Written exercise - Each line of the listing that contains the word "sale" is to be copied.

# Start of Input material

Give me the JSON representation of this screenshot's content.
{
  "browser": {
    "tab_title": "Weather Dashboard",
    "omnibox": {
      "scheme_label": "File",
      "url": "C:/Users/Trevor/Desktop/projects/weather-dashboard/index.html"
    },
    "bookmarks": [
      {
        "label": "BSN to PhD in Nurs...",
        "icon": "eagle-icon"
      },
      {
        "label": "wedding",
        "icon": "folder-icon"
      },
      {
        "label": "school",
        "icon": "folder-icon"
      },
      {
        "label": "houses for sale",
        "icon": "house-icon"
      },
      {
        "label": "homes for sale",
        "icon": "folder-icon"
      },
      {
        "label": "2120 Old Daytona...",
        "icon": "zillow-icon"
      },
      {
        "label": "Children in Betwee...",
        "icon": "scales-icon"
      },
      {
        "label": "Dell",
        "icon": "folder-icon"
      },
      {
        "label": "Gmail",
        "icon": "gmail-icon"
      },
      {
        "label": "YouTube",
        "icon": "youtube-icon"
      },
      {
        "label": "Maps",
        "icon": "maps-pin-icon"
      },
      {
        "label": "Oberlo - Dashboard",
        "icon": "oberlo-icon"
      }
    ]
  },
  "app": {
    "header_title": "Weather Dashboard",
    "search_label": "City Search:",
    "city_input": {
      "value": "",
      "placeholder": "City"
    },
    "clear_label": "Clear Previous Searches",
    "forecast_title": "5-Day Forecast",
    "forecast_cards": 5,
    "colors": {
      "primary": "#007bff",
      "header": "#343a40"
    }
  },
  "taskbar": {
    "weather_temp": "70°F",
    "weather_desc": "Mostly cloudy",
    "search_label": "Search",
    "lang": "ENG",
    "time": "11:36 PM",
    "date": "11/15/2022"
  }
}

# End of Input material

Answer below -
        "label": "houses for sale",
        "label": "homes for sale",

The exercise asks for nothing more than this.